[Set problem] Write out every entry, unchanged. Skip any picture.

::::::::

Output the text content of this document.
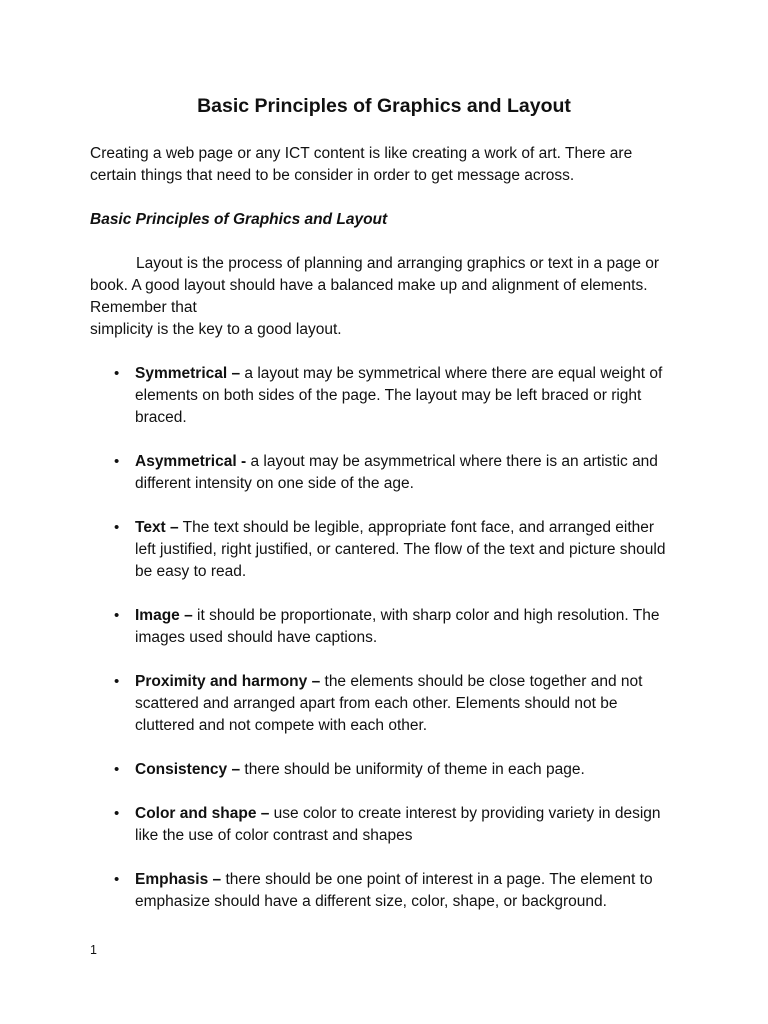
Basic Principles of Graphics and Layout

Creating a web page or any ICT content is like creating a work of art. There are certain things that need to be consider in order to get message across.

Basic Principles of Graphics and Layout

Layout is the process of planning and arranging graphics or text in a page or book. A good layout should have a balanced make up and alignment of elements. Remember that
simplicity is the key to a good layout.

• Symmetrical – a layout may be symmetrical where there are equal weight of elements on both sides of the page. The layout may be left braced or right braced.
• Asymmetrical - a layout may be asymmetrical where there is an artistic and different intensity on one side of the age.
• Text – The text should be legible, appropriate font face, and arranged either left justified, right justified, or cantered. The flow of the text and picture should be easy to read.
• Image – it should be proportionate, with sharp color and high resolution. The images used should have captions.
• Proximity and harmony – the elements should be close together and not scattered and arranged apart from each other. Elements should not be cluttered and not compete with each other.
• Consistency – there should be uniformity of theme in each page.
• Color and shape – use color to create interest by providing variety in design like the use of color contrast and shapes
• Emphasis – there should be one point of interest in a page. The element to emphasize should have a different size, color, shape, or background.
1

::::::::

[Correct output]
Output the text content of this document.
Basic Principles of Graphics and Layout

Creating a web page or any ICT content is like creating a work of art. There are certain things that need to be consider in order to get message across.

Basic Principles of Graphics and Layout

Layout is the process of planning and arranging graphics or text in a page or book. A good layout should have a balanced make up and alignment of elements. Remember that
simplicity is the key to a good layout.

• Symmetrical – a layout may be symmetrical where there are equal weight of elements on both sides of the page. The layout may be left braced or right braced.
• Asymmetrical - a layout may be asymmetrical where there is an artistic and different intensity on one side of the age.
• Text – The text should be legible, appropriate font face, and arranged either left justified, right justified, or cantered. The flow of the text and picture should be easy to read.
• Image – it should be proportionate, with sharp color and high resolution. The images used should have captions.
• Proximity and harmony – the elements should be close together and not scattered and arranged apart from each other. Elements should not be cluttered and not compete with each other.
• Consistency – there should be uniformity of theme in each page.
• Color and shape – use color to create interest by providing variety in design like the use of color contrast and shapes
• Emphasis – there should be one point of interest in a page. The element to emphasize should have a different size, color, shape, or background.
1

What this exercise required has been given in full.